演習課題 1
原文抜粋にある「出典:加治木義博」で始まる段落を箇条書きに書き直し、記載された事項をすべて残すこと。

原文抜粋
2010年4月8日木曜日

五十猛と八上姫


 出典:加治木義博:言語復原史学会
    異説・日本古代国家
    ㈱田畑書店
    143~147頁

 大蛇退治神話の主体は、登場人物である。

 その人々の名は何を私たちに伝えているのか、

 まずそれから確認してみよう。

 <アシナツチ>、<タナツチ>と<アシナツタナツ>という名は

 互いに二人だ、

 いや一人だと争っている。

 これを<イナタミヤヌシ>と比べてみると、

 <ナタ>と<ナツ>が「名都」で同音である。

 すると<アシ>と<イ>に読める文字「葦」でツとタまでは解決する。

 そこで<イナタミヤヌシ>と>クシイナタ>を比べると

 <ミヤヌシ>と<クシ>が残った部分である。

 宮主(クシ)と書くと、この両方に読めることがわかる。

 クシは櫛、奇、久志と様々に書かれてきたが、

 宮主という書き方もあったのである。

 次に<スサノヤカミミ>を考えてみよう。

 スサノはスサノオと同じで、スサの<王>

 (または<男>)に対する

 スサの「ヤカミミ」であると仮定すると、

 この人物は女性であるとする一書が正しいのかも知れない。

 スサノオと大国主が同神異名である証明は成立していをから、

 このヤカミまでは、

 大国主神話に出てくる八上姫の八上であることは間違いない。

 同名の恋人が幾人もいたのなら、

 その二人いたという特異な事情から、

 いろいろ行き違いが生じたりする面白い話が特記されたのだが、

 それがない。

 とすると、<ミ>が一字残ることになる。

 八箇耳と書いて<ヤカミ>と読むのだとして終えばそれまでだが、

 この<耳>は、従来謎のままで、

 一種の称号と考えられてきたものだから、

 ここで謎ときをしておこう。

 それは耳と姫を比べてみると

 微々(ミミ)、微(ヒ)微(メ)と読めることがヒントになる。

 耳と姫は朝鮮語ではどちらも<キ>に近い発音である。

 とすると、

 さきに見た神名の中にもキという語尾を持ったものが、

 かなりあり、

 それは岐、伎、貴、城、木、などと書かれていたが、

 この<アシナツチ>の父<オオヤマツミ>も、

 漢字で書けば大山祇(キ)となり、

 やはり<キ>または<ギ。の語尾を持っている。

 さらに面白いのは、この<キ>の発音が、

 沖縄方言では<チ>になることである。

レイアウト要素エントリ

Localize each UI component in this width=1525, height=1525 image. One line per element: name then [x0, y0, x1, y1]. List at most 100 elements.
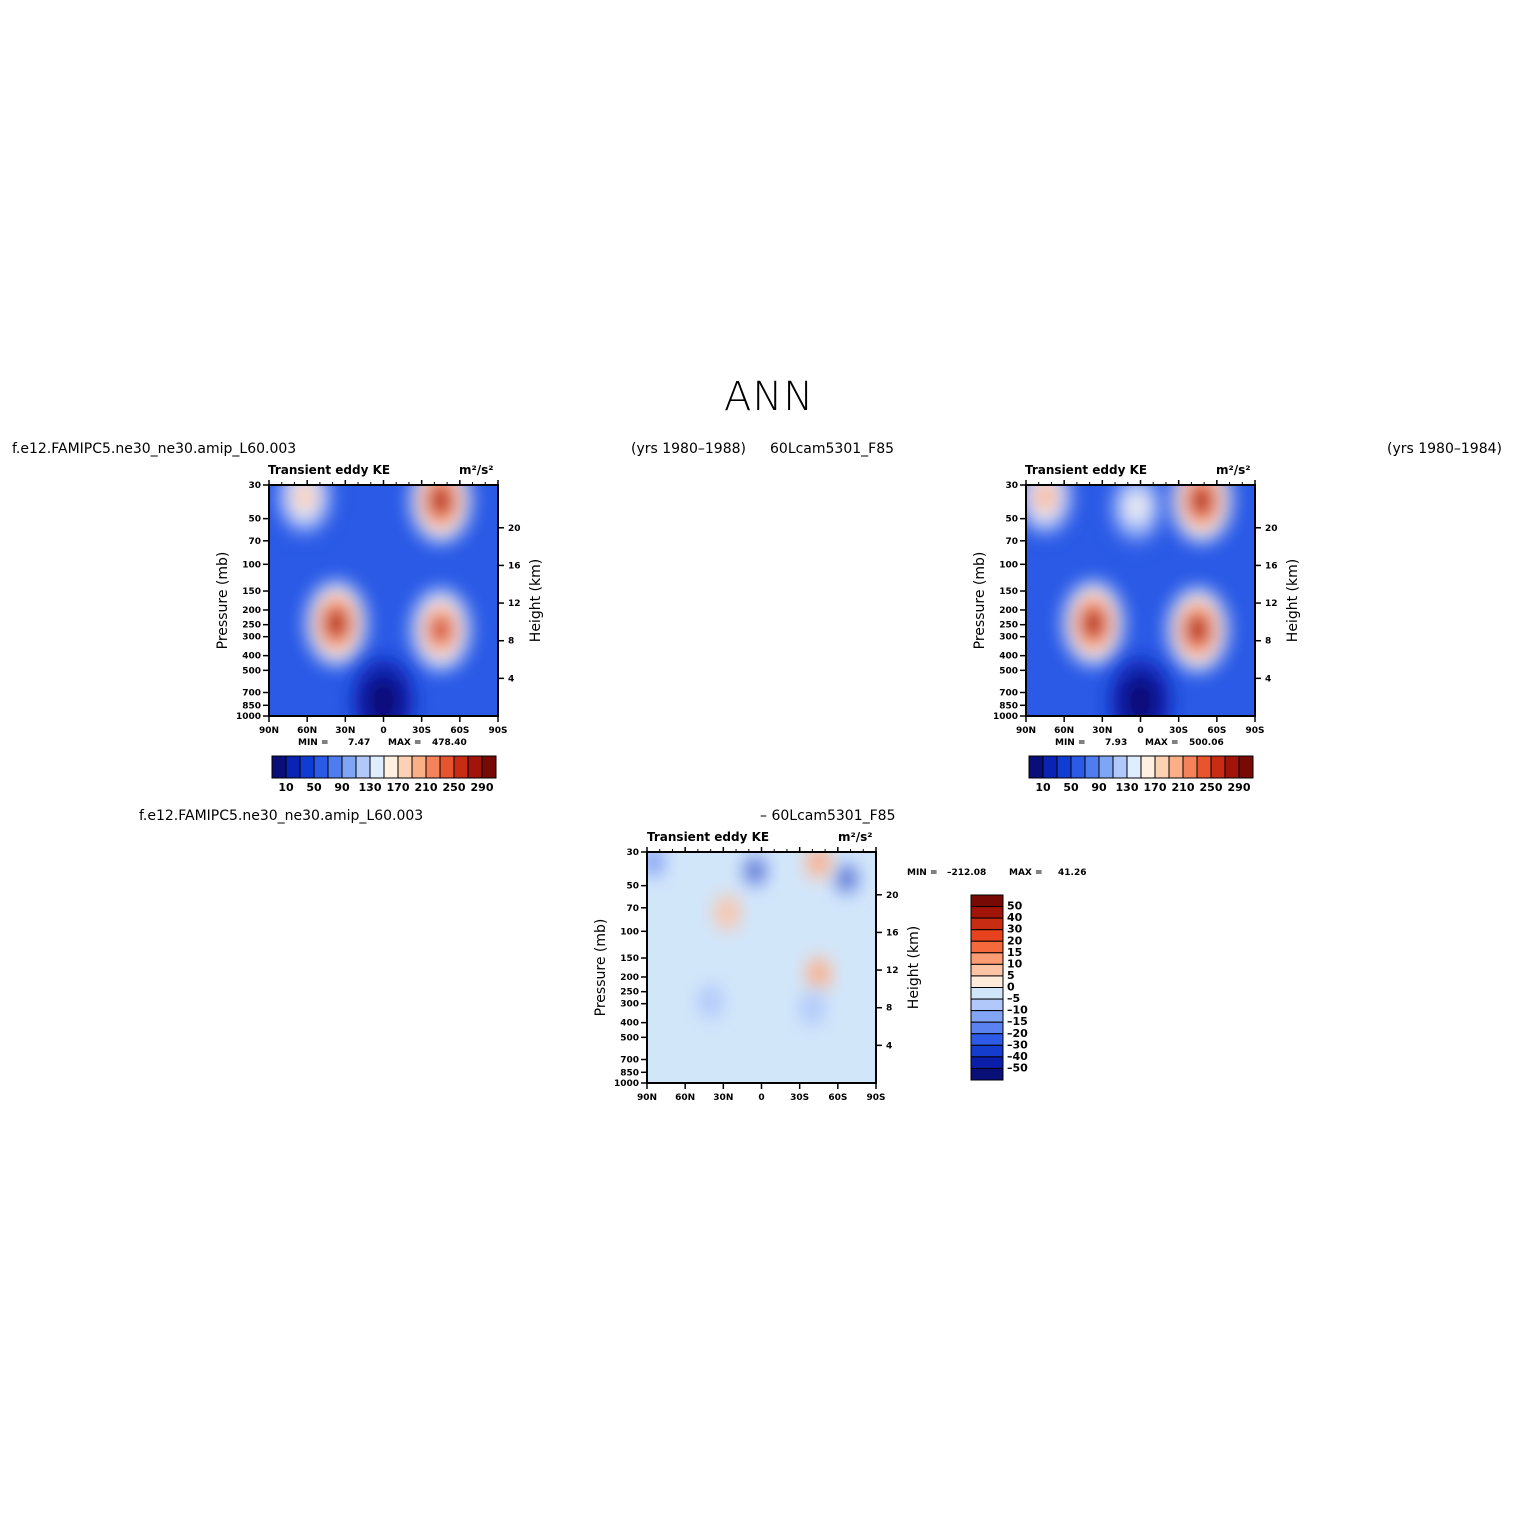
y-axis-label: Pressure (mb): [593, 919, 609, 1017]
colorbar-label: 15: [1007, 946, 1022, 959]
pressure-tick-label: 200: [242, 606, 261, 616]
field-feature: [410, 587, 472, 673]
pressure-tick-label: 150: [242, 587, 261, 597]
colorbar-label: 130: [1116, 781, 1139, 794]
pressure-tick-label: 850: [620, 1068, 639, 1078]
max-label: MAX =: [388, 738, 422, 748]
pressure-tick-label: 1000: [614, 1079, 639, 1089]
field-feature: [714, 894, 740, 930]
pressure-tick-label: 700: [242, 689, 261, 699]
units-label: m²/s²: [1216, 463, 1251, 477]
pressure-tick-label: 30: [626, 848, 639, 858]
height-tick-label: 8: [1265, 637, 1271, 647]
field-layer: [1026, 485, 1255, 716]
min-label: MIN =: [907, 868, 938, 878]
latitude-tick-label: 30S: [1169, 726, 1188, 736]
field-feature: [274, 485, 336, 540]
diff-case-a-label: f.e12.FAMIPC5.ne30_ne30.amip_L60.003: [139, 808, 424, 824]
latitude-tick-label: 90N: [637, 1093, 657, 1103]
pressure-tick-label: 400: [242, 652, 261, 662]
latitude-tick-label: 30N: [335, 726, 355, 736]
colorbar-label: 210: [415, 781, 438, 794]
latitude-tick-label: 90N: [259, 726, 279, 736]
min-value: 7.93: [1105, 738, 1128, 748]
min-label: MIN =: [1055, 738, 1086, 748]
case-right-label: 60Lcam5301_F85: [770, 441, 895, 457]
colorbar-label: 90: [1091, 781, 1107, 794]
latitude-tick-label: 90N: [1016, 726, 1036, 736]
colorbar-label: –20: [1007, 1027, 1028, 1040]
colorbar-label: –30: [1007, 1038, 1028, 1051]
colorbar-label: 50: [306, 781, 322, 794]
height-tick-label: 4: [886, 1041, 892, 1051]
colorbar-label: 290: [471, 781, 494, 794]
colorbar-box: [970, 906, 1004, 919]
height-tick-label: 20: [508, 524, 521, 534]
page-title: ANN: [724, 374, 815, 420]
height-tick-label: 4: [1265, 674, 1271, 684]
colorbar-box: [481, 755, 497, 779]
colorbar-box: [1238, 755, 1254, 779]
colorbar-label: 20: [1007, 934, 1023, 947]
y-axis-label: Pressure (mb): [215, 552, 231, 650]
colorbar-box: [970, 1021, 1004, 1035]
colorbar-box: [970, 975, 1004, 988]
max-value: 500.06: [1189, 738, 1224, 748]
max-value: 478.40: [432, 738, 467, 748]
pressure-tick-label: 30: [1005, 481, 1018, 491]
colorbar-box: [970, 1044, 1004, 1058]
colorbar-label: 130: [359, 781, 382, 794]
height-tick-label: 8: [508, 637, 514, 647]
y-axis-right-label: Height (km): [1285, 559, 1301, 642]
colorbar-box: [970, 1056, 1004, 1069]
max-value: 41.26: [1058, 868, 1087, 878]
colorbar-label: 10: [1007, 957, 1023, 970]
height-tick-label: 8: [886, 1004, 892, 1014]
plot-title: Transient eddy KE: [268, 463, 391, 477]
pressure-tick-label: 30: [248, 481, 261, 491]
field-feature: [1026, 485, 1076, 540]
y-axis-label: Pressure (mb): [972, 552, 988, 650]
field-layer: [647, 852, 876, 1083]
latitude-tick-label: 30N: [713, 1093, 733, 1103]
height-tick-label: 4: [508, 674, 514, 684]
colorbar-label: 90: [334, 781, 350, 794]
pressure-tick-label: 70: [1005, 537, 1018, 547]
colorbar-box: [970, 998, 1004, 1012]
colorbar-label: –50: [1007, 1061, 1028, 1074]
min-value: 7.47: [348, 738, 371, 748]
latitude-tick-label: 60S: [450, 726, 469, 736]
latitude-tick-label: 60N: [297, 726, 317, 736]
colorbar-label: 170: [1144, 781, 1167, 794]
colorbar-label: –40: [1007, 1050, 1028, 1063]
field-feature: [799, 990, 825, 1026]
units-label: m²/s²: [459, 463, 494, 477]
pressure-tick-label: 850: [999, 701, 1018, 711]
case-left-label: f.e12.FAMIPC5.ne30_ne30.amip_L60.003: [12, 441, 297, 457]
pressure-tick-label: 200: [620, 973, 639, 983]
field-feature: [1109, 658, 1172, 716]
colorbar-label: 170: [387, 781, 410, 794]
height-tick-label: 20: [886, 891, 899, 901]
pressure-tick-label: 300: [999, 633, 1018, 643]
height-tick-label: 16: [1265, 561, 1278, 571]
latitude-tick-label: 30N: [1092, 726, 1112, 736]
field-feature: [834, 861, 860, 897]
colorbar-label: 210: [1172, 781, 1195, 794]
y-axis-right-label: Height (km): [906, 926, 922, 1009]
latitude-tick-label: 60N: [675, 1093, 695, 1103]
max-label: MAX =: [1009, 868, 1043, 878]
colorbar-box: [970, 894, 1004, 908]
latitude-tick-label: 90S: [866, 1093, 885, 1103]
pressure-tick-label: 500: [620, 1033, 639, 1043]
colorbar-label: 0: [1007, 981, 1015, 994]
plot-title: Transient eddy KE: [647, 830, 770, 844]
field-feature: [1170, 485, 1233, 544]
pressure-tick-label: 70: [248, 537, 261, 547]
colorbar-label: 50: [1063, 781, 1079, 794]
colorbar-label: 10: [1035, 781, 1051, 794]
pressure-tick-label: 700: [620, 1056, 639, 1066]
pressure-tick-label: 250: [242, 621, 261, 631]
latitude-tick-label: 60S: [828, 1093, 847, 1103]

演習課題 2
レコードのうち、「y-axis-label: Pressure (mb): [593, 919, 609, 1017]」を含む行に始まり「808, 424, 824]」を含む行に至るまでの各行を、「pressure-tick-label」を「pressure-label」に差し替え、ほかは一切変えずに出力せよ。

課題解答 1
- 出典:加治木義博(言語復原史学会)
- 書名:異説・日本古代国家
- 発行:㈱田畑書店
- 該当頁:143~147頁

課題解答 2
y-axis-label: Pressure (mb): [593, 919, 609, 1017]
colorbar-label: 15: [1007, 946, 1022, 959]
pressure-label: 200: [242, 606, 261, 616]
field-feature: [410, 587, 472, 673]
pressure-label: 150: [242, 587, 261, 597]
colorbar-label: 130: [1116, 781, 1139, 794]
pressure-label: 850: [620, 1068, 639, 1078]
max-label: MAX =: [388, 738, 422, 748]
pressure-label: 1000: [614, 1079, 639, 1089]
field-feature: [714, 894, 740, 930]
pressure-label: 700: [242, 689, 261, 699]
units-label: m²/s²: [1216, 463, 1251, 477]
pressure-label: 30: [626, 848, 639, 858]
height-tick-label: 8: [1265, 637, 1271, 647]
field-layer: [1026, 485, 1255, 716]
min-label: MIN =: [907, 868, 938, 878]
latitude-tick-label: 30S: [1169, 726, 1188, 736]
field-feature: [274, 485, 336, 540]
diff-case-a-label: f.e12.FAMIPC5.ne30_ne30.amip_L60.003: [139, 808, 424, 824]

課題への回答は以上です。